Speaking of pigs, birds, you and me
A few days ago Chrissie Hynde, the leader of The Pretenders, was arrested in a GAP chain store in New York for demonstrating against the leather garments produced by the multinational clothes company. According to her, and the animals rights organisation which she heads, the leather used by GAP is taken from cows in India. However, what interested me most about this story was how it was presented on television - on the midday news programme, to be precise – and the associations created in the process. Inexcusably, the news item was put into context by the inclusion of the anecdotal information that cows are sacred animals in India (accompanied by archive images of forlorn, sickly cows in some kind of shack, being beaten by an Indian. We were to suppose that this scene was set in India – after all, the surroundings were filthy and there was an Indian on hand). The story of Chrissie Hynde and GAP goes back a long way, as the singer has been fighting with the multinational for quite a while, and there was another anecdote to prove it: GAP even went as far as to offer Chrissie Hynde a multi-million dollar contract for the rights to use her music in advertising campaigns, an offer which she of course refused… This anecdote could easily have led us to the moral of the story –along the lines of a multi-million offer for the music of one party in return for publicity for the other party. And the fact is that, with or without her multi-million contract, Chrissie Hynde has been giving GAP good publicity, while at the same time obviously earning a few valuable minutes of television coverage for herself. And what about the cows? I think they got lost somewhere at the beginning of the news item.

Because the cows are the least important part of this story, especially for all for those of us sitting in front of the TV. I’m not saying that I want to follow up the fate of these cows: what interests me is our position in front of the how we react when we watch television, whether we are concerned about what we see and how we pass judgement one way or the other. We can always appease our consciences by buying a Pretenders CD, not buying any leather clothes from GAP, or by going to an exhibition condemning injustice in the Third World. And, in fact, the example of GAP is an interesting starting point when considering the options open to works of art aspiring to explicit political commitment. The world of the media and advertising has too many tricks up its sleeve which reduce the effectiveness of such art works, so that they often end up serving as little more than a salve to the conscience of those who already agree with the protest being made. And if it is just a case of appeasing our consciences by means of a little generosity, then we can always sponsor a pig or feed some birds.

Antonio Ortega has indeed sponsored a pig, a sow called Lucy, and one morning he fed some birds outside his house in London. In England, you can sponsor a whole host of animals which, thanks to your help, will be sent off to live on a farm in the lap of luxury. This is what Antonio Ortega did with Lucy: he sponsored her and then presented this sponsorship as a gift to the institution putting on his latest exhibition, the Fundació ”la Caixa.” Now Antonio Ortega's conscience can rest easy, thanks to his generosity and the new life that he has given to Lucy through his work Record of Sponsorship.
----------------
**REQUIRED TASKS:**
(a) In the essay "Speaking of pigs, birds, you and me," what was the name of the sow that Antonio Ortega sponsored?
(b) Pick up the essay on pigs, birds and Antonio Ortega's sponsorship after its final sentence and carry it forward.

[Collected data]
----------------
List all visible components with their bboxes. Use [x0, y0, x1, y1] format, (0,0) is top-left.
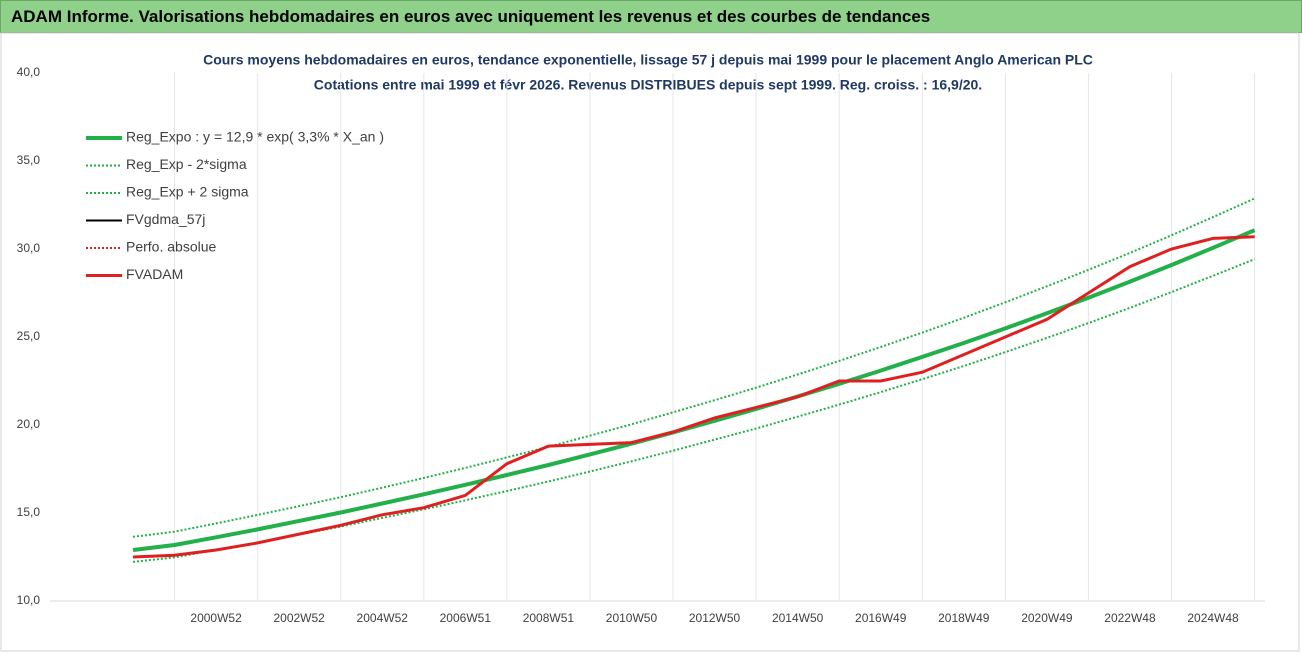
y-tick-label: 15,0 — [17, 505, 41, 519]
x-tick-label: 2018W49 — [938, 611, 990, 625]
series-line — [132, 235, 1255, 559]
x-tick-label: 2012W50 — [689, 611, 741, 625]
y-tick-label: 40,0 — [17, 65, 41, 79]
header-title: ADAM Informe. Valorisations hebdomadaire… — [11, 7, 931, 26]
x-tick-label: 2002W52 — [273, 611, 325, 625]
chart-subtitle: Cotations entre mai 1999 et févr 2026. R… — [314, 77, 982, 93]
x-tick-label: 2020W49 — [1021, 611, 1073, 625]
y-tick-label: 25,0 — [17, 329, 41, 343]
x-tick-label: 2006W51 — [440, 611, 492, 625]
x-tick-label: 2004W52 — [357, 611, 409, 625]
header: ADAM Informe. Valorisations hebdomadaire… — [0, 0, 1302, 33]
x-tick-label: 2008W51 — [523, 611, 575, 625]
x-tick-label: 2000W52 — [190, 611, 242, 625]
x-tick-label: 2014W50 — [772, 611, 824, 625]
series-line — [132, 197, 1256, 538]
x-tick-label: 2010W50 — [606, 611, 658, 625]
y-tick-label: 35,0 — [17, 153, 41, 167]
chart-title: Cours moyens hebdomadaires en euros, ten… — [203, 52, 1093, 68]
x-tick-label: 2022W48 — [1104, 611, 1156, 625]
legend-label: Reg_Exp + 2 sigma — [126, 184, 249, 200]
x-tick-label: 2024W48 — [1187, 611, 1239, 625]
legend-label: FVgdma_57j — [126, 211, 205, 227]
legend-label: Perfo. absolue — [126, 239, 216, 255]
x-tick-label: 2016W49 — [855, 611, 907, 625]
legend-label: Reg_Exp - 2*sigma — [126, 156, 247, 172]
y-tick-label: 20,0 — [17, 417, 41, 431]
chart-area — [0, 32, 1300, 652]
chart: Cours moyens hebdomadaires en euros, ten… — [0, 32, 1300, 652]
legend-label: FVADAM — [126, 266, 183, 282]
y-tick-label: 10,0 — [17, 593, 41, 607]
y-tick-label: 30,0 — [17, 241, 41, 255]
legend-label: Reg_Expo : y = 12,9 * exp( 3,3% * X_an ) — [126, 129, 384, 145]
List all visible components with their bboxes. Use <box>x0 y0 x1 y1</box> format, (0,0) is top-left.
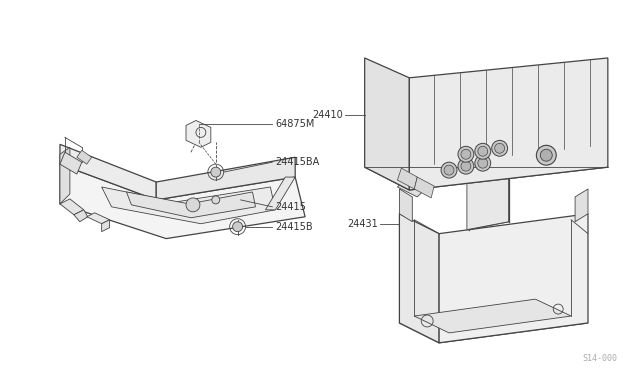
Polygon shape <box>407 157 431 187</box>
Polygon shape <box>156 157 295 200</box>
Text: 64875M: 64875M <box>275 119 315 129</box>
Circle shape <box>444 165 454 175</box>
Text: S14-000: S14-000 <box>583 354 618 363</box>
Circle shape <box>475 155 491 171</box>
Polygon shape <box>87 213 109 224</box>
Circle shape <box>441 162 457 178</box>
Circle shape <box>458 146 474 162</box>
Polygon shape <box>414 299 571 333</box>
Polygon shape <box>60 164 305 238</box>
Circle shape <box>233 222 243 232</box>
Circle shape <box>211 167 221 177</box>
Circle shape <box>186 198 200 212</box>
Polygon shape <box>397 168 417 189</box>
Polygon shape <box>127 192 255 218</box>
Circle shape <box>540 149 552 161</box>
Polygon shape <box>60 152 82 174</box>
Polygon shape <box>60 157 70 204</box>
Circle shape <box>536 145 556 165</box>
Polygon shape <box>399 303 588 343</box>
Circle shape <box>461 149 471 159</box>
Polygon shape <box>467 172 509 230</box>
Polygon shape <box>186 121 211 147</box>
Polygon shape <box>77 150 92 164</box>
Text: 24415B: 24415B <box>275 222 313 232</box>
Polygon shape <box>439 214 588 343</box>
Circle shape <box>495 143 504 153</box>
Polygon shape <box>414 177 434 198</box>
Polygon shape <box>399 189 412 222</box>
Polygon shape <box>102 187 275 224</box>
Polygon shape <box>74 210 88 222</box>
Circle shape <box>475 143 491 159</box>
Polygon shape <box>102 220 109 232</box>
Circle shape <box>458 158 474 174</box>
Text: 24410: 24410 <box>312 109 343 119</box>
Polygon shape <box>60 144 156 200</box>
Circle shape <box>492 140 508 156</box>
Circle shape <box>461 161 471 171</box>
Circle shape <box>478 146 488 156</box>
Text: 24415BA: 24415BA <box>275 157 319 167</box>
Polygon shape <box>266 177 295 210</box>
Text: 24415: 24415 <box>275 202 306 212</box>
Polygon shape <box>397 177 427 197</box>
Circle shape <box>478 158 488 168</box>
Polygon shape <box>399 214 439 343</box>
Polygon shape <box>365 58 410 190</box>
Polygon shape <box>60 199 84 215</box>
Polygon shape <box>365 144 608 190</box>
Polygon shape <box>575 189 588 222</box>
Polygon shape <box>410 58 608 190</box>
Text: 24431: 24431 <box>347 219 378 229</box>
Circle shape <box>212 196 220 204</box>
Polygon shape <box>60 147 70 164</box>
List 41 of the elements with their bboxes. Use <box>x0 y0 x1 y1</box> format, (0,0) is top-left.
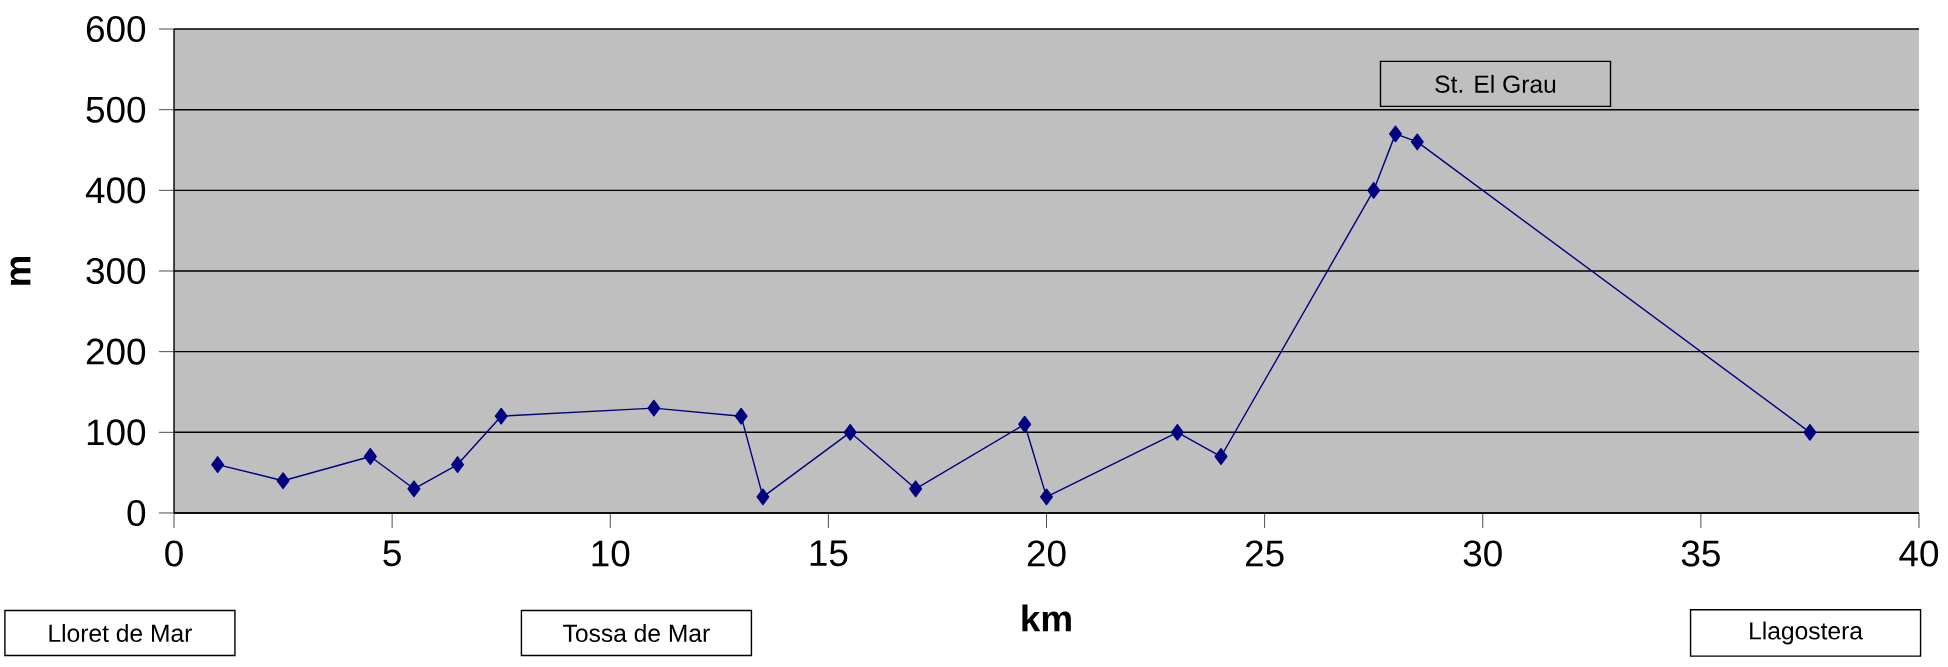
point <box>843 423 857 441</box>
point <box>1410 133 1424 151</box>
y-tick-label: 300 <box>86 257 146 285</box>
y-tick-label: 500 <box>86 96 146 123</box>
x-tick-label: 40 <box>1899 540 1939 567</box>
text: Lloret de Mar <box>49 623 192 642</box>
x-tick-label: 25 <box>1245 540 1284 567</box>
point <box>494 407 508 425</box>
point <box>734 407 748 425</box>
x-tick-label: 5 <box>383 540 401 567</box>
point <box>1170 423 1184 441</box>
text: Tossa de Mar <box>563 623 710 642</box>
point <box>1367 181 1381 199</box>
x-tick-label: 30 <box>1463 540 1502 567</box>
annotation: St. El Grau <box>1435 74 1556 93</box>
point <box>909 480 923 498</box>
text: Llagostera <box>1750 621 1863 645</box>
point <box>647 399 661 417</box>
x-tick-label: 10 <box>592 540 630 567</box>
point <box>276 472 290 490</box>
y-tick-label: 600 <box>86 15 146 43</box>
point <box>451 456 465 474</box>
x-tick-label: 15 <box>810 540 848 567</box>
y-tick-label: 0 <box>127 499 146 527</box>
point <box>1214 448 1228 465</box>
point <box>211 456 225 474</box>
y-tick-label: 400 <box>85 177 146 204</box>
x-tick-label: 20 <box>1027 540 1066 567</box>
point <box>1803 423 1817 441</box>
y-axis-title: m <box>10 256 31 285</box>
x-axis-title: km <box>1022 604 1071 632</box>
point <box>363 448 377 465</box>
point <box>1018 415 1032 433</box>
x-tick-label: 0 <box>165 540 183 567</box>
point <box>1040 488 1053 506</box>
point <box>1388 125 1402 143</box>
x-tick-label: 35 <box>1681 540 1720 567</box>
y-tick-label: 100 <box>87 419 146 446</box>
point <box>407 480 421 498</box>
point <box>756 488 770 506</box>
y-tick-label: 200 <box>86 338 146 365</box>
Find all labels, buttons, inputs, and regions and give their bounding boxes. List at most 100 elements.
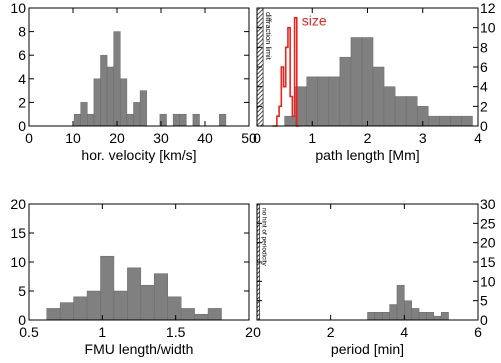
y-tick-label-top-right-0: 0 (480, 118, 488, 134)
bar-bottom-left-10 (180, 308, 195, 321)
bar-top-right-13 (428, 115, 440, 127)
x-tick-label-bottom-right-1: 2 (327, 324, 335, 340)
bar-top-left-3 (93, 78, 101, 127)
bar-top-right-15 (450, 115, 462, 127)
y-tick-label-bottom-left-1: 5 (18, 283, 26, 299)
bar-top-right-4 (328, 76, 341, 127)
bar-bottom-right-3 (389, 304, 398, 321)
bar-top-right-9 (383, 86, 396, 127)
diffraction-limit-label: diffraction limit (264, 12, 273, 61)
bar-top-left-16 (179, 113, 187, 127)
bar-bottom-left-11 (194, 313, 209, 321)
x-tick-label-bottom-left-3: 2 (245, 324, 253, 340)
y-tick-label-bottom-left-0: 0 (18, 312, 26, 328)
x-tick-label-top-left-2: 20 (109, 130, 125, 146)
bar-top-left-15 (172, 113, 180, 127)
y-tick-label-bottom-right-2: 10 (480, 273, 496, 289)
y-tick-label-top-right-4: 8 (480, 39, 488, 55)
x-axis-label-bottom-right: period [min] (331, 341, 404, 357)
bar-top-left-22 (219, 113, 227, 127)
x-tick-label-bottom-right-3: 6 (474, 324, 482, 340)
bar-top-left-18 (192, 113, 200, 127)
x-tick-label-bottom-right-2: 4 (400, 324, 408, 340)
y-tick-label-top-left-0: 0 (18, 118, 26, 134)
y-tick-label-bottom-right-5: 25 (480, 215, 496, 231)
bar-top-right-0 (284, 115, 296, 127)
frame-bottom-right (256, 203, 479, 321)
y-tick-label-top-right-6: 12 (480, 0, 496, 16)
bar-bottom-right-1 (374, 312, 383, 321)
bar-bottom-right-6 (411, 308, 420, 321)
bar-bottom-right-9 (433, 315, 442, 321)
y-tick-label-bottom-left-3: 15 (10, 225, 26, 241)
bar-top-right-8 (372, 66, 385, 127)
bar-bottom-right-5 (404, 300, 412, 321)
x-tick-label-top-right-1: 1 (308, 130, 316, 146)
frame-top-left (28, 7, 250, 127)
x-tick-label-top-left-0: 0 (25, 130, 33, 146)
size-overlay-label: size (302, 13, 327, 29)
bar-bottom-left-8 (154, 273, 168, 321)
y-tick-label-top-right-5: 10 (480, 20, 496, 36)
panel-top-left: 0 10 20 30 40 50 0 2 4 6 8 10 hor. velocity [km/s] (10, 0, 257, 163)
bar-top-right-6 (350, 37, 363, 127)
y-tick-label-bottom-right-1: 5 (480, 293, 488, 309)
bar-bottom-right-10 (440, 312, 449, 321)
bar-top-left-7 (120, 78, 128, 127)
x-tick-label-top-left-5: 50 (241, 130, 257, 146)
bars-bottom-right (367, 284, 449, 321)
bar-top-left-2 (87, 113, 95, 127)
periodicity-label: no hint of periodicity (261, 208, 268, 267)
bar-top-left-9 (133, 102, 141, 127)
bar-bottom-right-2 (381, 312, 390, 321)
x-tick-label-top-right-0: 0 (253, 130, 261, 146)
bar-bottom-left-3 (86, 290, 101, 321)
bar-bottom-right-8 (426, 312, 435, 321)
bar-bottom-right-4 (396, 284, 405, 321)
x-tick-label-bottom-left-2: 1.5 (166, 324, 186, 340)
frame-bottom-left (28, 203, 250, 321)
y-tick-label-bottom-right-6: 30 (480, 196, 496, 212)
x-axis-label-top-right: path length [Mm] (315, 147, 419, 163)
bar-top-left-0 (73, 113, 81, 127)
bar-bottom-right-7 (418, 312, 427, 321)
bar-bottom-left-9 (167, 296, 182, 321)
bar-bottom-left-12 (207, 308, 222, 321)
bar-bottom-right-0 (367, 312, 376, 321)
y-tick-label-top-left-1: 2 (18, 94, 26, 110)
bar-top-left-6 (113, 31, 121, 127)
bars-top-right (284, 37, 473, 127)
bar-top-right-2 (306, 76, 319, 127)
y-tick-label-bottom-right-4: 20 (480, 235, 496, 251)
y-tick-label-top-left-3: 6 (18, 47, 26, 63)
x-axis-label-bottom-left: FMU length/width (85, 341, 194, 357)
y-tick-label-top-right-2: 4 (480, 79, 488, 95)
x-axis-label-top-left: hor. velocity [km/s] (81, 147, 196, 163)
bar-top-right-11 (405, 96, 418, 127)
bar-top-right-16 (461, 115, 473, 127)
bar-bottom-left-7 (140, 284, 155, 321)
x-tick-label-top-left-3: 30 (153, 130, 169, 146)
x-tick-label-top-left-1: 10 (65, 130, 81, 146)
x-tick-label-top-right-3: 3 (419, 130, 427, 146)
x-tick-label-bottom-left-0: 0.5 (19, 324, 39, 340)
bar-bottom-left-2 (73, 296, 88, 321)
x-tick-label-bottom-left-1: 1 (98, 324, 106, 340)
bar-top-right-7 (361, 37, 374, 127)
bar-bottom-left-4 (100, 255, 115, 321)
y-tick-label-top-left-4: 8 (18, 24, 26, 40)
x-tick-label-bottom-right-0: 0 (253, 324, 261, 340)
x-tick-label-top-right-4: 4 (474, 130, 482, 146)
panel-bottom-right: no hint of periodicity 0 2 4 6051015202530 … (253, 196, 496, 357)
y-tick-label-top-left-2: 4 (18, 71, 26, 87)
y-tick-label-bottom-right-0: 0 (480, 312, 488, 328)
x-tick-label-top-right-2: 2 (364, 130, 372, 146)
bar-top-left-1 (80, 102, 88, 127)
bars-top-left (73, 31, 227, 127)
----------------
**ANSWERS TO EACH TASK:**
(a) Lucy

(b)
Another time, he fed some birds to make the video Record of Kindness. For the first fifteen minutes, we see Antonio Ortega holed up in his bathroom, bent over the toilet bowl, making himself retch and saving the result in a can. After this feat of endurance, he goes out of his front door – he lives on the ground floor - and tips the vomit onto the ground. Then he sits and waits. Soon some birds land on the fence, and after a few minutes they fly down to eat … Antonio Ortega’s own food.

Let’s recap: adopting pigs, cows in India, politically committed artists, feeding birds, buying leather jackets… And now, sitting once more in front of the TV, let’s ask: does all of this really have anything to do with who benefits from our generosity to others, to cows or to pigs? The presentation of the story about GAP and the cows, and the story of Antonio Ortega feeding the birds and looking after Lucy the sow, is falsely ingenuous and deliberately banal, an attempt to provoke a moralistic response about what is suitable and what is not. What matters here, after this simplistic discourse about who benefits from what, is precisely the fact that such a discourse has been created. What is important is to highlight our moral prejudices when we judge the generosity of others, as well as to unravel the personal mechanisms that lead us to be charitable, and how to go about doing this?

That is what Antonio Ortega’s works are about: they pre-empt any institutional discourse or arguments about how and what as regards doing things for others, and go directly to the private, personal mechanisms of how we think and what prejudices are involved in thinking that way, and this is why I have been highlighting our vigil in front of the TV, the situation in which we appease our consciences and make our judgements.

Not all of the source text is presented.